[Collected data]
○ ○ ○ ○ ○

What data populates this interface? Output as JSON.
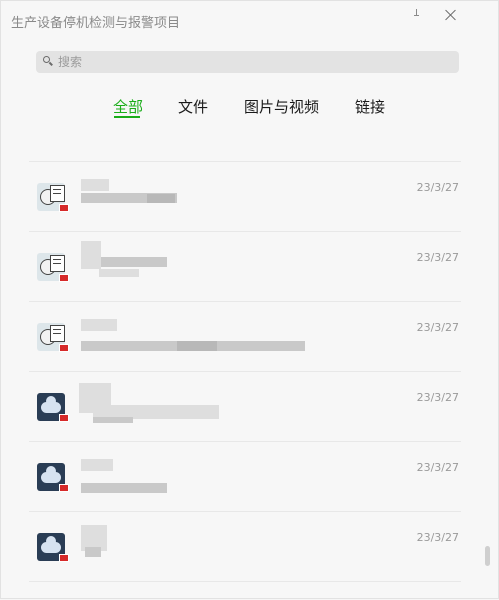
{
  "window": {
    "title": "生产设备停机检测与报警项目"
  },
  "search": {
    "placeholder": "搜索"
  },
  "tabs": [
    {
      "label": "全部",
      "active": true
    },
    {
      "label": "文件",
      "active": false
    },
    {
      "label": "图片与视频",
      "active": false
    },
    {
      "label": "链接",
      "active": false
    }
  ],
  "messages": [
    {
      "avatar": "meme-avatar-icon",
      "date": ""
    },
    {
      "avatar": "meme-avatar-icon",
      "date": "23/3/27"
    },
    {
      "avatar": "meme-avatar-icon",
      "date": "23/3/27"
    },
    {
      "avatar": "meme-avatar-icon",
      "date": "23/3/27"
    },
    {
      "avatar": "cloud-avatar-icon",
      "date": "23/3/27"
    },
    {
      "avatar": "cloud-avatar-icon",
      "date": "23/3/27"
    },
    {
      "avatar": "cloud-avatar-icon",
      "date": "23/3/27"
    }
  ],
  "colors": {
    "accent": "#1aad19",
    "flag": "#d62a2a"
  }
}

○ ○ ○ ○ ○

Exercise instructions — Copy the whole listing above word for word but do not carry over the pictures.

Exercise answer —
What data populates this interface? Output as JSON.
{
  "window": {
    "title": "生产设备停机检测与报警项目"
  },
  "search": {
    "placeholder": "搜索"
  },
  "tabs": [
    {
      "label": "全部",
      "active": true
    },
    {
      "label": "文件",
      "active": false
    },
    {
      "label": "图片与视频",
      "active": false
    },
    {
      "label": "链接",
      "active": false
    }
  ],
  "messages": [
    {
      "avatar": "meme-avatar-icon",
      "date": ""
    },
    {
      "avatar": "meme-avatar-icon",
      "date": "23/3/27"
    },
    {
      "avatar": "meme-avatar-icon",
      "date": "23/3/27"
    },
    {
      "avatar": "meme-avatar-icon",
      "date": "23/3/27"
    },
    {
      "avatar": "cloud-avatar-icon",
      "date": "23/3/27"
    },
    {
      "avatar": "cloud-avatar-icon",
      "date": "23/3/27"
    },
    {
      "avatar": "cloud-avatar-icon",
      "date": "23/3/27"
    }
  ],
  "colors": {
    "accent": "#1aad19",
    "flag": "#d62a2a"
  }
}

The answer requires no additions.